§ Exercise instructions
Every entry below must appear again, exactly as written.
━━ Record set ━━
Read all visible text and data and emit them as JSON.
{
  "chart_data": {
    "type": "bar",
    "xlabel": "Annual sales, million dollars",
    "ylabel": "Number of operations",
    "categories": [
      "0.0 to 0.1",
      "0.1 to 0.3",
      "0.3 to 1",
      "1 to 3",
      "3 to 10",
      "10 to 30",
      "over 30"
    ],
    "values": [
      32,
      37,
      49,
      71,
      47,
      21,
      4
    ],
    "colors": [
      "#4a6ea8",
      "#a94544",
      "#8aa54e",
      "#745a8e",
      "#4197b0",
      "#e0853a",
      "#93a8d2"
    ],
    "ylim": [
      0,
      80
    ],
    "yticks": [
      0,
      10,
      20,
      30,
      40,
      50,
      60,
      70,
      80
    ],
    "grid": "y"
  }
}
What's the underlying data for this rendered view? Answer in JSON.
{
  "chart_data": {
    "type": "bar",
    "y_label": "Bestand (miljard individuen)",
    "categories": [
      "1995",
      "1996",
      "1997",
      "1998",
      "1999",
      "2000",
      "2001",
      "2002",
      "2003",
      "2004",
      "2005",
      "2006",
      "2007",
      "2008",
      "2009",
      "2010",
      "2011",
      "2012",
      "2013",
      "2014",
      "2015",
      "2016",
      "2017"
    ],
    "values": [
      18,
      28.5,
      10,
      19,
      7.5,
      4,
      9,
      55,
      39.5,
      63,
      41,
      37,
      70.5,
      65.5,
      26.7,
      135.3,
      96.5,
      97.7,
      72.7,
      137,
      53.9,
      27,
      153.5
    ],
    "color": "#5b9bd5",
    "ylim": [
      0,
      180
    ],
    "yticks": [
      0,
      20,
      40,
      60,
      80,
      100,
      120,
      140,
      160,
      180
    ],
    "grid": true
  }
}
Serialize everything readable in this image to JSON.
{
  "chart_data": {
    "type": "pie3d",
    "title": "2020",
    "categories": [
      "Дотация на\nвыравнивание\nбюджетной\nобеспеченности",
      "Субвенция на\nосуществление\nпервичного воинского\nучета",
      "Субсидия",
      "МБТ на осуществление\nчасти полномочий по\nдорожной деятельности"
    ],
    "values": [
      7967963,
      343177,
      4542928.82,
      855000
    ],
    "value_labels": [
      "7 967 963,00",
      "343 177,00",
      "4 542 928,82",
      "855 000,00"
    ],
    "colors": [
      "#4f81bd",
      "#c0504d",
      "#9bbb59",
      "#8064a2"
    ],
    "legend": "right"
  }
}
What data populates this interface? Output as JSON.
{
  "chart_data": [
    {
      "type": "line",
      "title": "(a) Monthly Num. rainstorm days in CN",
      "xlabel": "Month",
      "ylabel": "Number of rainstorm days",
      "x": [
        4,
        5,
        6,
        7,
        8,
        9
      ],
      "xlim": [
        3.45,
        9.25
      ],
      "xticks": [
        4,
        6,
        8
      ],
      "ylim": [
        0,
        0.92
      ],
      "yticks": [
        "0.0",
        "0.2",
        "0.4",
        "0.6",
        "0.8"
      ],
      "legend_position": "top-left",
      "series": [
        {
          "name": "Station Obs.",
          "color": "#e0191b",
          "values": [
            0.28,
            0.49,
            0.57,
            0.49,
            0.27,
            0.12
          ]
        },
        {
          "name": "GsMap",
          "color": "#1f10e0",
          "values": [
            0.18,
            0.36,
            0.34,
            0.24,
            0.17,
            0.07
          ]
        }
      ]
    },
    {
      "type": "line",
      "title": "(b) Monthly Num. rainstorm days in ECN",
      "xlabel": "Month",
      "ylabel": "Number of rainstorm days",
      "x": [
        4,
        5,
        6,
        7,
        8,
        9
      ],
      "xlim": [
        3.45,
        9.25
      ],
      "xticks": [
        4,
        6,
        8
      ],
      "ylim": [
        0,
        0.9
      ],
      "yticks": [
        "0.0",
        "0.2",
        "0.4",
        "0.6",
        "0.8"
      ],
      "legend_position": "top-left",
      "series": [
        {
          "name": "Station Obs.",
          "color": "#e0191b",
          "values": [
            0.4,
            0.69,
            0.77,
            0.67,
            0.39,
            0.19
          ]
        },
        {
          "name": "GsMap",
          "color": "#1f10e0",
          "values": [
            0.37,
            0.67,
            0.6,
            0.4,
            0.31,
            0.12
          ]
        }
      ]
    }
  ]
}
━━━
§ Solution to this exercise
Read all visible text and data and emit them as JSON.
{
  "chart_data": {
    "type": "bar",
    "xlabel": "Annual sales, million dollars",
    "ylabel": "Number of operations",
    "categories": [
      "0.0 to 0.1",
      "0.1 to 0.3",
      "0.3 to 1",
      "1 to 3",
      "3 to 10",
      "10 to 30",
      "over 30"
    ],
    "values": [
      32,
      37,
      49,
      71,
      47,
      21,
      4
    ],
    "colors": [
      "#4a6ea8",
      "#a94544",
      "#8aa54e",
      "#745a8e",
      "#4197b0",
      "#e0853a",
      "#93a8d2"
    ],
    "ylim": [
      0,
      80
    ],
    "yticks": [
      0,
      10,
      20,
      30,
      40,
      50,
      60,
      70,
      80
    ],
    "grid": "y"
  }
}
What's the underlying data for this rendered view? Answer in JSON.
{
  "chart_data": {
    "type": "bar",
    "y_label": "Bestand (miljard individuen)",
    "categories": [
      "1995",
      "1996",
      "1997",
      "1998",
      "1999",
      "2000",
      "2001",
      "2002",
      "2003",
      "2004",
      "2005",
      "2006",
      "2007",
      "2008",
      "2009",
      "2010",
      "2011",
      "2012",
      "2013",
      "2014",
      "2015",
      "2016",
      "2017"
    ],
    "values": [
      18,
      28.5,
      10,
      19,
      7.5,
      4,
      9,
      55,
      39.5,
      63,
      41,
      37,
      70.5,
      65.5,
      26.7,
      135.3,
      96.5,
      97.7,
      72.7,
      137,
      53.9,
      27,
      153.5
    ],
    "color": "#5b9bd5",
    "ylim": [
      0,
      180
    ],
    "yticks": [
      0,
      20,
      40,
      60,
      80,
      100,
      120,
      140,
      160,
      180
    ],
    "grid": true
  }
}
Serialize everything readable in this image to JSON.
{
  "chart_data": {
    "type": "pie3d",
    "title": "2020",
    "categories": [
      "Дотация на\nвыравнивание\nбюджетной\nобеспеченности",
      "Субвенция на\nосуществление\nпервичного воинского\nучета",
      "Субсидия",
      "МБТ на осуществление\nчасти полномочий по\nдорожной деятельности"
    ],
    "values": [
      7967963,
      343177,
      4542928.82,
      855000
    ],
    "value_labels": [
      "7 967 963,00",
      "343 177,00",
      "4 542 928,82",
      "855 000,00"
    ],
    "colors": [
      "#4f81bd",
      "#c0504d",
      "#9bbb59",
      "#8064a2"
    ],
    "legend": "right"
  }
}
What data populates this interface? Output as JSON.
{
  "chart_data": [
    {
      "type": "line",
      "title": "(a) Monthly Num. rainstorm days in CN",
      "xlabel": "Month",
      "ylabel": "Number of rainstorm days",
      "x": [
        4,
        5,
        6,
        7,
        8,
        9
      ],
      "xlim": [
        3.45,
        9.25
      ],
      "xticks": [
        4,
        6,
        8
      ],
      "ylim": [
        0,
        0.92
      ],
      "yticks": [
        "0.0",
        "0.2",
        "0.4",
        "0.6",
        "0.8"
      ],
      "legend_position": "top-left",
      "series": [
        {
          "name": "Station Obs.",
          "color": "#e0191b",
          "values": [
            0.28,
            0.49,
            0.57,
            0.49,
            0.27,
            0.12
          ]
        },
        {
          "name": "GsMap",
          "color": "#1f10e0",
          "values": [
            0.18,
            0.36,
            0.34,
            0.24,
            0.17,
            0.07
          ]
        }
      ]
    },
    {
      "type": "line",
      "title": "(b) Monthly Num. rainstorm days in ECN",
      "xlabel": "Month",
      "ylabel": "Number of rainstorm days",
      "x": [
        4,
        5,
        6,
        7,
        8,
        9
      ],
      "xlim": [
        3.45,
        9.25
      ],
      "xticks": [
        4,
        6,
        8
      ],
      "ylim": [
        0,
        0.9
      ],
      "yticks": [
        "0.0",
        "0.2",
        "0.4",
        "0.6",
        "0.8"
      ],
      "legend_position": "top-left",
      "series": [
        {
          "name": "Station Obs.",
          "color": "#e0191b",
          "values": [
            0.4,
            0.69,
            0.77,
            0.67,
            0.39,
            0.19
          ]
        },
        {
          "name": "GsMap",
          "color": "#1f10e0",
          "values": [
            0.37,
            0.67,
            0.6,
            0.4,
            0.31,
            0.12
          ]
        }
      ]
    }
  ]
}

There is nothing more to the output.